* _What the task asks_: Comb through the entries for "text" and pull out each line that holds it.

Recorded data:
<<<<

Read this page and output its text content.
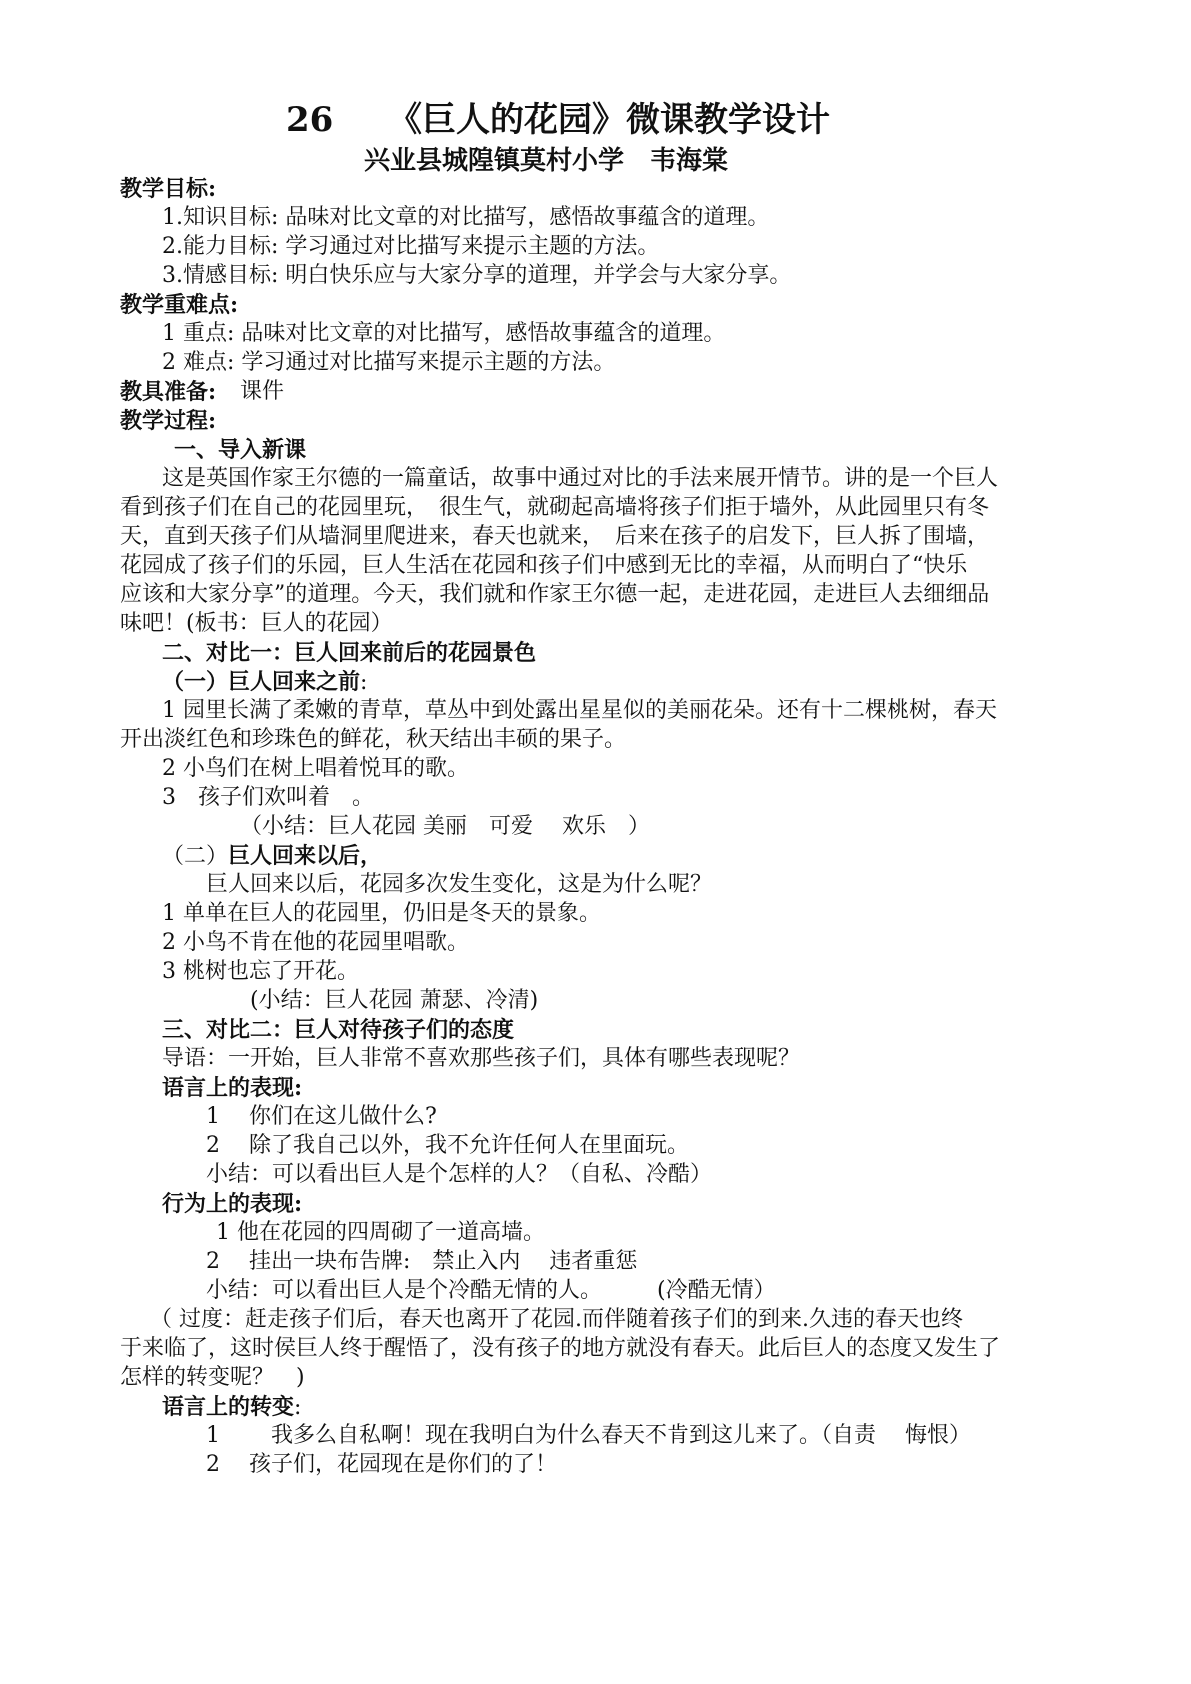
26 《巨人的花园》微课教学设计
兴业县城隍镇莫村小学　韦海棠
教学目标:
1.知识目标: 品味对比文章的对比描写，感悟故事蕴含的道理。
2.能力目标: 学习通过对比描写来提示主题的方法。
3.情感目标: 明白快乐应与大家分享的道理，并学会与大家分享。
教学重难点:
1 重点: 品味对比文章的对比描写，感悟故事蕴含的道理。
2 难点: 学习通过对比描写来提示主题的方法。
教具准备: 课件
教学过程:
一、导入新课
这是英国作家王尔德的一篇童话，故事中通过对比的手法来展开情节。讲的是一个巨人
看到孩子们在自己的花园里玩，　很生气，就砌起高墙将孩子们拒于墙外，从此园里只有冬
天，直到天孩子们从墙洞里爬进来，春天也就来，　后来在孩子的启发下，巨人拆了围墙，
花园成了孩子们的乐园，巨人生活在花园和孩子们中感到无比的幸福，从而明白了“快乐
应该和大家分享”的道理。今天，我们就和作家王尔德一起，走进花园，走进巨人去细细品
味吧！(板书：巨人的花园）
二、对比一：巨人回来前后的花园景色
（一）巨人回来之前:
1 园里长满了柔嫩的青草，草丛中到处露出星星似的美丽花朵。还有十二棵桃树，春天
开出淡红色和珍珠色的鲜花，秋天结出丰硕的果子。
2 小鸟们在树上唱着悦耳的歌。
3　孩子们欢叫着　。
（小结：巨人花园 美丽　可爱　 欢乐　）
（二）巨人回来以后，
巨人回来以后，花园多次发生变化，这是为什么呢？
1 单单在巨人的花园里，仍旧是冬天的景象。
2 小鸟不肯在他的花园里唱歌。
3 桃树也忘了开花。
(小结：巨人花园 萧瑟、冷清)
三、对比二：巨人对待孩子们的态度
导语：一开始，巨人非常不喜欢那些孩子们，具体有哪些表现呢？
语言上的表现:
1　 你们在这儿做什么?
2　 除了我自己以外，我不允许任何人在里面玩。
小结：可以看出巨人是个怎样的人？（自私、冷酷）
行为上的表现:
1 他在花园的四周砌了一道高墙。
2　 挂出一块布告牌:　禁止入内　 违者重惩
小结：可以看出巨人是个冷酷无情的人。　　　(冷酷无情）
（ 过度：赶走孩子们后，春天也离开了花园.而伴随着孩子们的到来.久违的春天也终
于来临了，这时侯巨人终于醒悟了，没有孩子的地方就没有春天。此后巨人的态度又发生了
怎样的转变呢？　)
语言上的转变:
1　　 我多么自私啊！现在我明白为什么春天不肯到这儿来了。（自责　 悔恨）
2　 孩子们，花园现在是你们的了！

>>>>
<<<<

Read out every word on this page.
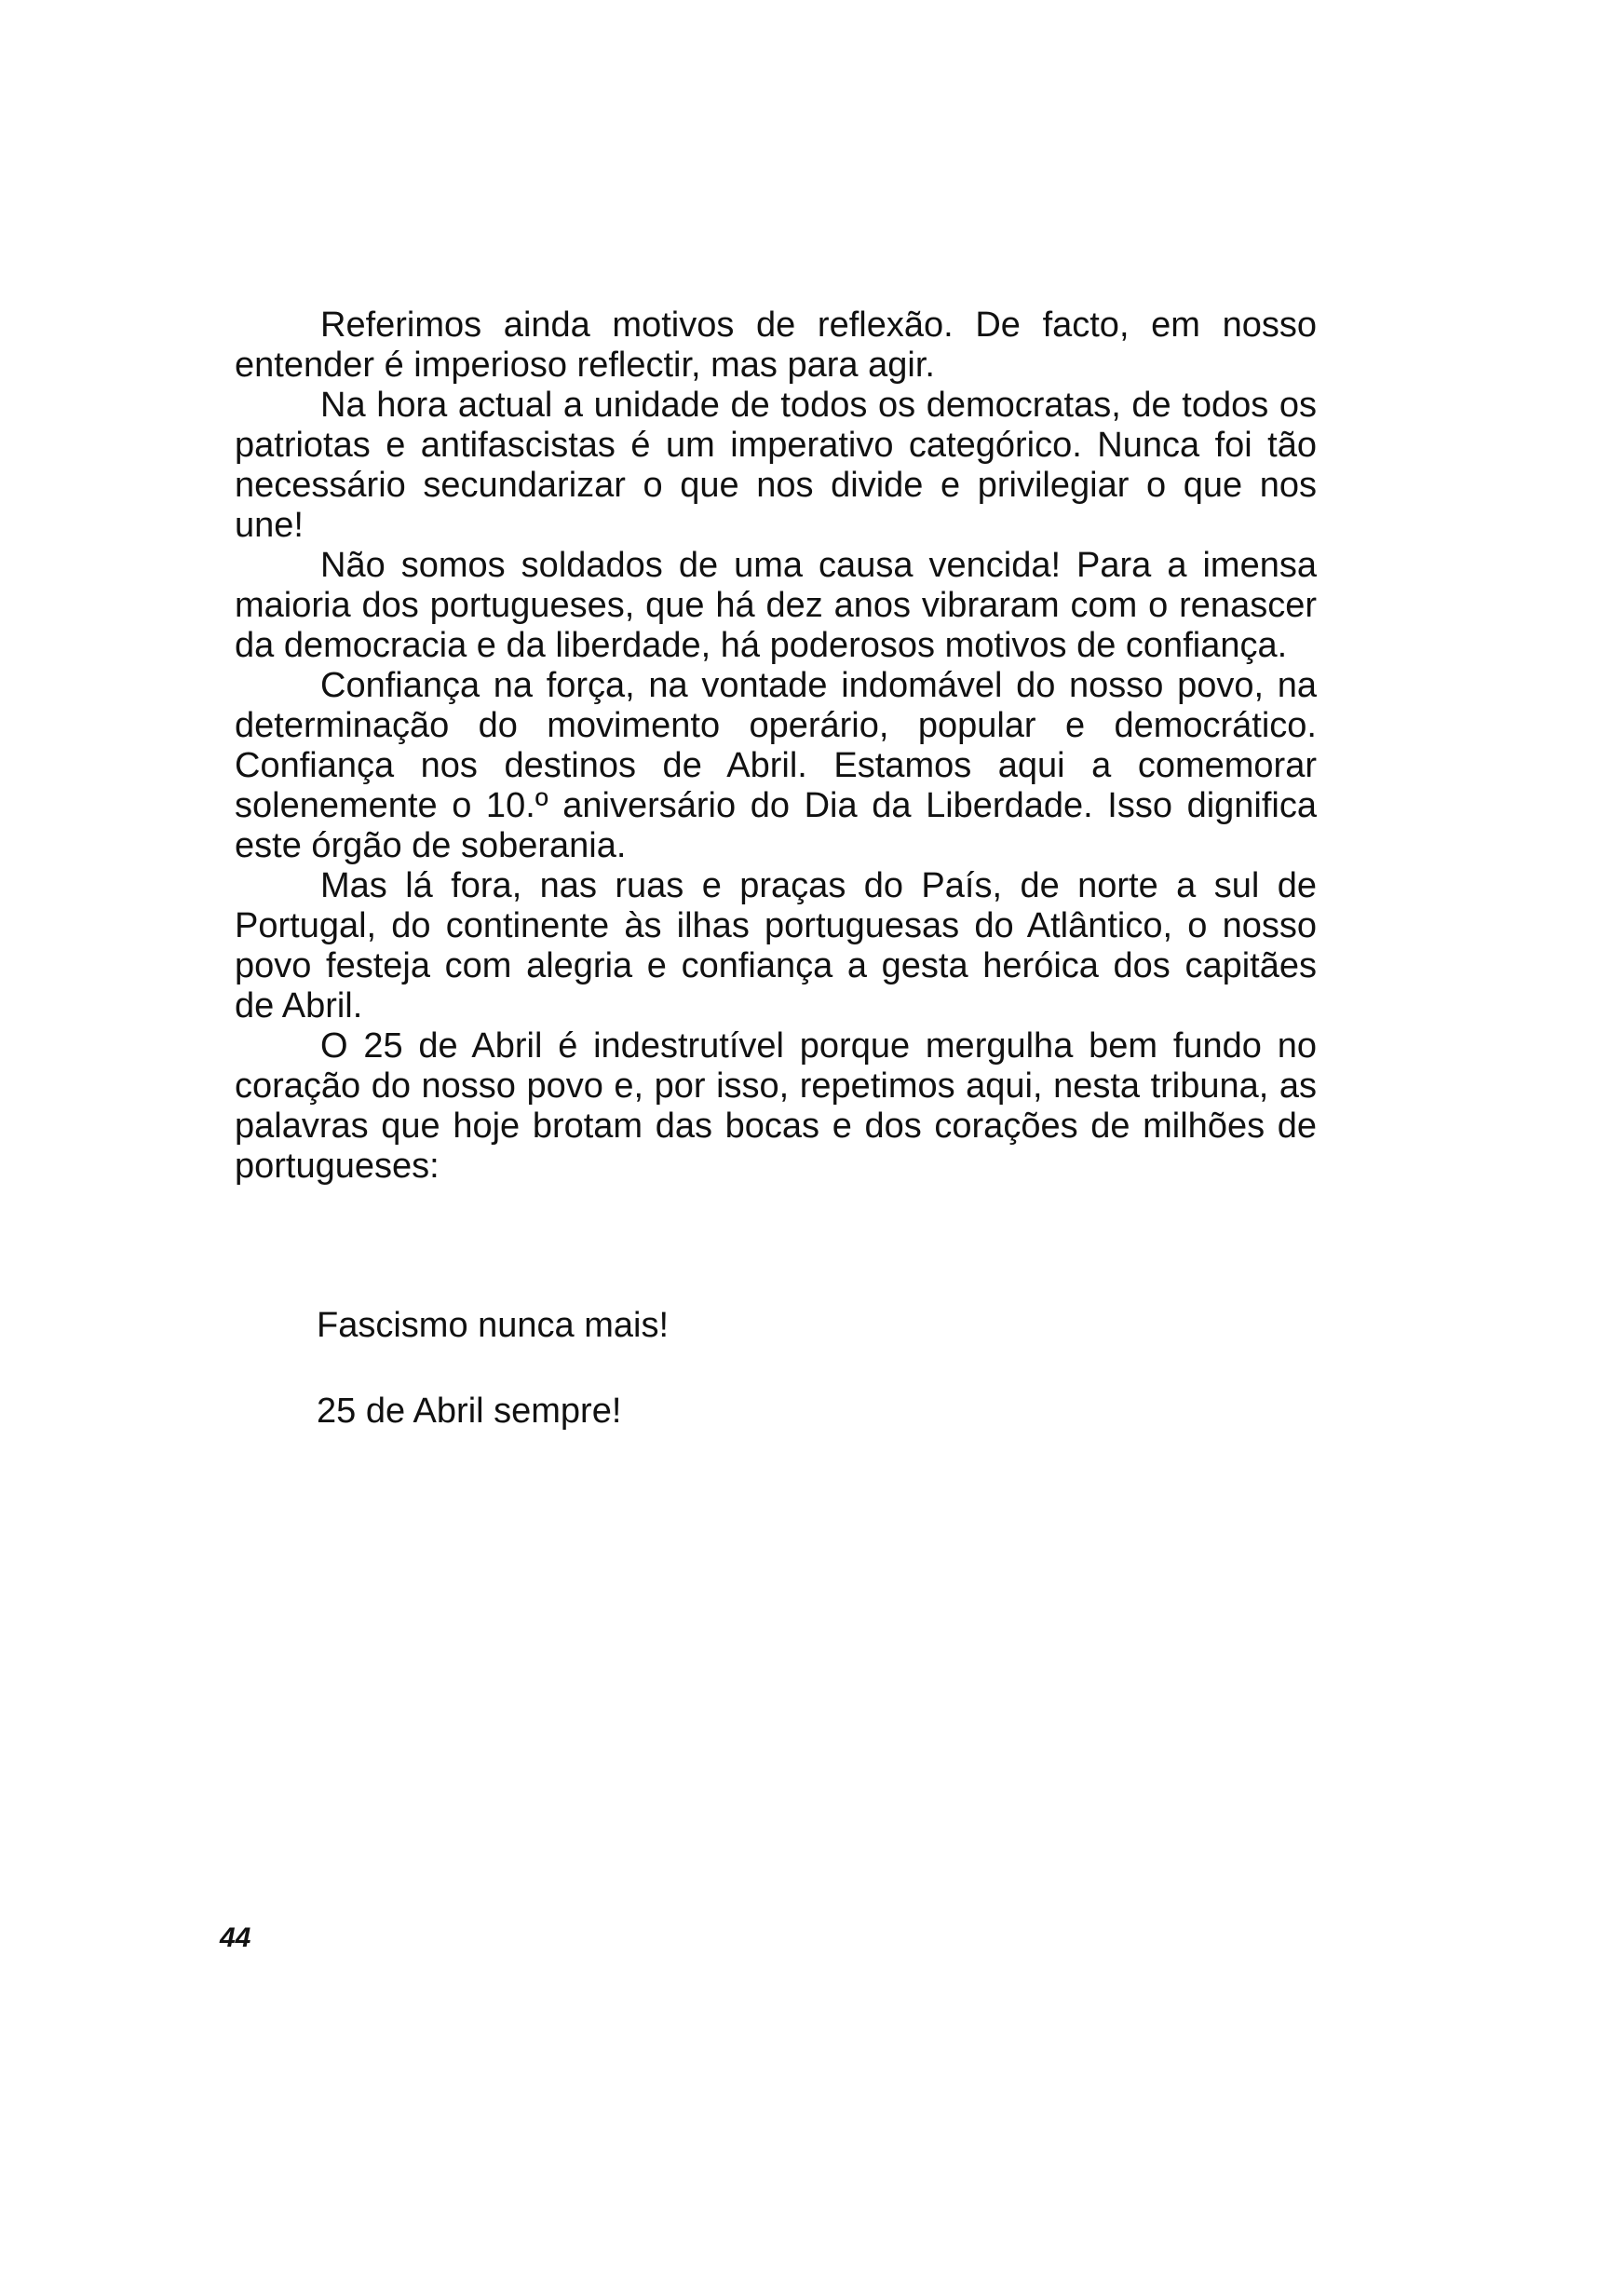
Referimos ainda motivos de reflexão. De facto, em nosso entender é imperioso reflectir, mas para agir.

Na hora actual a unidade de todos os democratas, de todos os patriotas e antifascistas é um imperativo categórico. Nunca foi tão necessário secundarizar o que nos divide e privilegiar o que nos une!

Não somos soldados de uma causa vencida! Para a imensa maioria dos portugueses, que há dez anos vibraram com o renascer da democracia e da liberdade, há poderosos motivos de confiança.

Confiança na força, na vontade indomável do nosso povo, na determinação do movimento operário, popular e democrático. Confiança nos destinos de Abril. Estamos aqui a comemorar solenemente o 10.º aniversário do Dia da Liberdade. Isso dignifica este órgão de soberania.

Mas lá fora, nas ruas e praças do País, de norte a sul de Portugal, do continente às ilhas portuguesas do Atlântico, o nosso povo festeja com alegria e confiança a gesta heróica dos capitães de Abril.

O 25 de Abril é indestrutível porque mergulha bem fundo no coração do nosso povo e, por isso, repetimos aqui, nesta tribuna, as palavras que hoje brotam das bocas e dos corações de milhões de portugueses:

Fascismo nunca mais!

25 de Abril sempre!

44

>>>>
<<<<

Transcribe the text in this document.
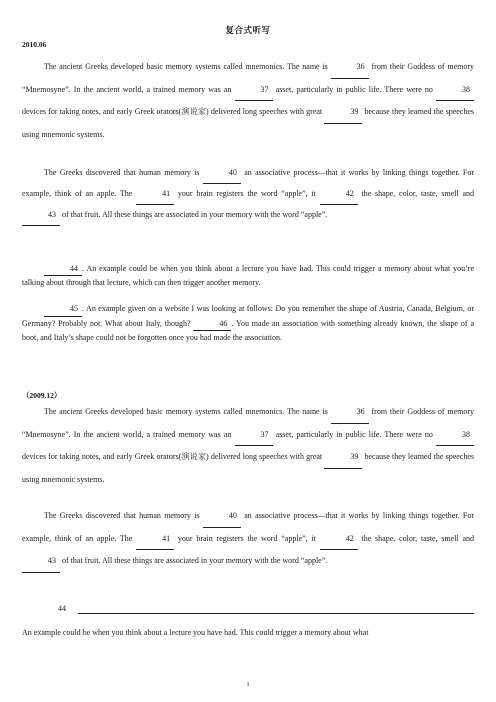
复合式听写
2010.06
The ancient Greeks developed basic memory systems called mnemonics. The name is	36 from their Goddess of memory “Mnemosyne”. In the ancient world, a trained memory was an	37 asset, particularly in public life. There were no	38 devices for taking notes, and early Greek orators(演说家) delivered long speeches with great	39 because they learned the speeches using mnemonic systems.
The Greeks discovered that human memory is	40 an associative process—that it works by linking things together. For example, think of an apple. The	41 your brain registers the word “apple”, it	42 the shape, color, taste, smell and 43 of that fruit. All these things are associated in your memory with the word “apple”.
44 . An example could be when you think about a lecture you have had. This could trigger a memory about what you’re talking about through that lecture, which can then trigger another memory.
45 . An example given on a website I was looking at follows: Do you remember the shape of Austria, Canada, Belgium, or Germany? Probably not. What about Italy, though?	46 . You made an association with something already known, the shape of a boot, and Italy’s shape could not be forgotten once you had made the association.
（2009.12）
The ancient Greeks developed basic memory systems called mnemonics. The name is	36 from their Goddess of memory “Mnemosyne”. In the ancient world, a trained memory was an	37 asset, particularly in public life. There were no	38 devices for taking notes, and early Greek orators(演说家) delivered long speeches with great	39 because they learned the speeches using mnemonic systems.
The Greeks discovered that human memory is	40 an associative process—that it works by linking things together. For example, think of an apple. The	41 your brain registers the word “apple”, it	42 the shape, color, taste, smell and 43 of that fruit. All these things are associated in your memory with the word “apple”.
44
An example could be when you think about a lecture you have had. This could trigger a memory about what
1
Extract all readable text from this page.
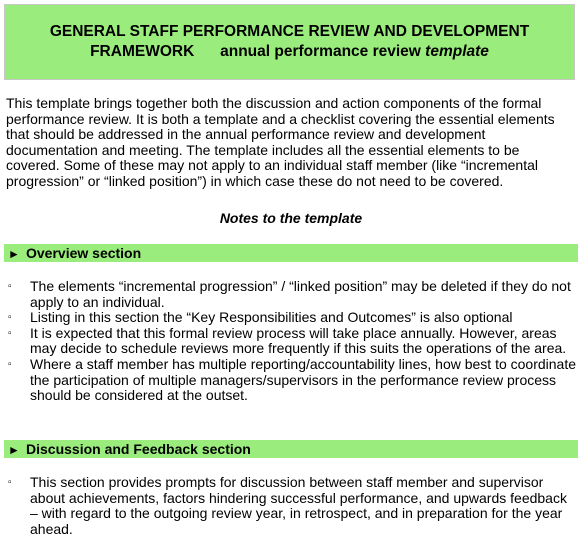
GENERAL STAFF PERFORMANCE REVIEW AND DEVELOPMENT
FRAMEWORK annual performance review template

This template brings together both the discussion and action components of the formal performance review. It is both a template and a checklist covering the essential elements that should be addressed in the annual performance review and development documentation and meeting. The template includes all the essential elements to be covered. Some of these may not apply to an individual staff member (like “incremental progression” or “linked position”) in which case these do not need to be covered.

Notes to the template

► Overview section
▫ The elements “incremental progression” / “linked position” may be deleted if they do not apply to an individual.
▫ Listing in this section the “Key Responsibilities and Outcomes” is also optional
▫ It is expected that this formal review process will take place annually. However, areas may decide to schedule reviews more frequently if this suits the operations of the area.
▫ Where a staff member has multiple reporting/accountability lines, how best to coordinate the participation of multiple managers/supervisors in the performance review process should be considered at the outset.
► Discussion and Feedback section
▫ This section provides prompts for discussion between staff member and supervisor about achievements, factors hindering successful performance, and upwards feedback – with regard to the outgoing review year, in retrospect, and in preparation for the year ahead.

>>>>

* _Answer to this exercise_:
Read this page and output its text content.
Transcribe the text in this document.
Extract all readable text from this page.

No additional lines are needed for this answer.